**OBJECTIVE:** Read the lines below. Copy out any that hold the string "content".

══ DATA FOR THE TASK ══

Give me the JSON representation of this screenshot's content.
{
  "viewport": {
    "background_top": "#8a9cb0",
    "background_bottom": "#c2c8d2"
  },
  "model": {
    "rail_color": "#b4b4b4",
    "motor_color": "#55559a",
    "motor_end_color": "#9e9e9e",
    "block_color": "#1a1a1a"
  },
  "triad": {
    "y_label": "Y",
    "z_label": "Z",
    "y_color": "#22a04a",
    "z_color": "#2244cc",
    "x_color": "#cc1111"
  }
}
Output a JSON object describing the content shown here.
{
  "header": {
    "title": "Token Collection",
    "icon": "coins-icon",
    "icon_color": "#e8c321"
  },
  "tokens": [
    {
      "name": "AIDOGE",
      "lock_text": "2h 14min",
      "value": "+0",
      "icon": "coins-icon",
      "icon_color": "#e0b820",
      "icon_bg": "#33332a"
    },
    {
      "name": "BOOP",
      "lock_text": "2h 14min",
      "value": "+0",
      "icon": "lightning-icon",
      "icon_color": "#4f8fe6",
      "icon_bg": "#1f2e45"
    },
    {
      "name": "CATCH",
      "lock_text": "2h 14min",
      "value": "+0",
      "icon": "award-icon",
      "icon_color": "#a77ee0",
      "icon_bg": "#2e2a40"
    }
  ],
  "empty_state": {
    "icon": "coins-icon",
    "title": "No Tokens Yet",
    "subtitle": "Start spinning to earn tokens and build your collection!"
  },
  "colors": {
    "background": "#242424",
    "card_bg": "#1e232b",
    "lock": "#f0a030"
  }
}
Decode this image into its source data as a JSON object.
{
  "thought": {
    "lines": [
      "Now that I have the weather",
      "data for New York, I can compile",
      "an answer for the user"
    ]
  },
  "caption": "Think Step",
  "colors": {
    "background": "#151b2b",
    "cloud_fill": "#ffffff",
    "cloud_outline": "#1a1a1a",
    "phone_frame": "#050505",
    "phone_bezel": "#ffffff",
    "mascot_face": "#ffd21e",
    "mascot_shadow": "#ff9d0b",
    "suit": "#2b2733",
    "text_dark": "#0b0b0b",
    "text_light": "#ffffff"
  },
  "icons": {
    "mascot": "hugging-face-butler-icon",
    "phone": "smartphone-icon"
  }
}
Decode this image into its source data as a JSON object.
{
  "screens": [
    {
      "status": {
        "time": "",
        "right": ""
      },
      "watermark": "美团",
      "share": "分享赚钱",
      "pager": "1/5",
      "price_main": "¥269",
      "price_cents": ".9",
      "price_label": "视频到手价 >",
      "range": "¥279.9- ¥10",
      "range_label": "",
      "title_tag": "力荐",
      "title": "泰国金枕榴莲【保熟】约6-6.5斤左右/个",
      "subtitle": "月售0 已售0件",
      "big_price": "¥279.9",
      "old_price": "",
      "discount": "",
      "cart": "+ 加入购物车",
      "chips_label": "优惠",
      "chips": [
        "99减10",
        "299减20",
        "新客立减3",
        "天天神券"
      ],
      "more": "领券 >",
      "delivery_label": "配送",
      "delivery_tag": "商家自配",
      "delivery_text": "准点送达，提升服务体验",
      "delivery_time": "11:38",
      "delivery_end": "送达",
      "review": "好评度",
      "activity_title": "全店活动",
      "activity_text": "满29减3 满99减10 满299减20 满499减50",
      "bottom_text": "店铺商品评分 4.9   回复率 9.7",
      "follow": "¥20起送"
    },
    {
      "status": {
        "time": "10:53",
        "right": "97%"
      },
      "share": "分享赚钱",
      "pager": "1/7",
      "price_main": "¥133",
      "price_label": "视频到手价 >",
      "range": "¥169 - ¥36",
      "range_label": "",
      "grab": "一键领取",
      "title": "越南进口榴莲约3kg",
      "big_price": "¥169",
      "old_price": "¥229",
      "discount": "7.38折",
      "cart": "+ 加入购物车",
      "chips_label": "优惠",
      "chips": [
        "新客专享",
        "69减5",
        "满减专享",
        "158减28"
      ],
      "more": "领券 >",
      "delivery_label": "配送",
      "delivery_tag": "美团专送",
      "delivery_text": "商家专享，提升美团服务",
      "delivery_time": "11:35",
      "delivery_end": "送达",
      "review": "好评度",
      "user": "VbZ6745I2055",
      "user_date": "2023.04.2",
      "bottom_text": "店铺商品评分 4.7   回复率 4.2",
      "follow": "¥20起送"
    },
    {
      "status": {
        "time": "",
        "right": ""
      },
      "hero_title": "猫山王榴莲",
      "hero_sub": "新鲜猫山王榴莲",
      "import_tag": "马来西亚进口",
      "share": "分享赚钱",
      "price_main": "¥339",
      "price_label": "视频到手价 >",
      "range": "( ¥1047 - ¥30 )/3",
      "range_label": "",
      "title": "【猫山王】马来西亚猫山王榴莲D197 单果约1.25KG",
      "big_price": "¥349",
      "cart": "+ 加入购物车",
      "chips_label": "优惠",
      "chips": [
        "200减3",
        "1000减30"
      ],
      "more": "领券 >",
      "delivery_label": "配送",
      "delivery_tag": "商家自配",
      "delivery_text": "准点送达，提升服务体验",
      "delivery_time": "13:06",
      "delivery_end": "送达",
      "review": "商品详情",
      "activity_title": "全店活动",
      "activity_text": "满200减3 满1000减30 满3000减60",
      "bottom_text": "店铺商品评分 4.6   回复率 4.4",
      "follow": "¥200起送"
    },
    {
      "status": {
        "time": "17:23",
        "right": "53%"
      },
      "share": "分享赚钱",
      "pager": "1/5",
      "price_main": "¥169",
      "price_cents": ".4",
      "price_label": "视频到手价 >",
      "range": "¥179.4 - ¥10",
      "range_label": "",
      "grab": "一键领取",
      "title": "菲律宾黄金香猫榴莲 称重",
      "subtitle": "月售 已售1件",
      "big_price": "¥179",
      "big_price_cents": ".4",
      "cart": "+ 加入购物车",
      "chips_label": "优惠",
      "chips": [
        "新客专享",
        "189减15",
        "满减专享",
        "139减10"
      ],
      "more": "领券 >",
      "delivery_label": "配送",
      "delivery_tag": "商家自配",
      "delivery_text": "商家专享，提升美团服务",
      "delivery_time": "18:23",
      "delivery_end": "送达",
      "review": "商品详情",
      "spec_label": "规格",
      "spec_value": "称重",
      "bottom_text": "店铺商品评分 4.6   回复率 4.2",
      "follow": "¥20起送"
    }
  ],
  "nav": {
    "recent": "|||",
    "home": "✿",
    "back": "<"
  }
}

═══

**TASK RESULT:**
Give me the JSON representation of this screenshot's content.
Output a JSON object describing the content shown here.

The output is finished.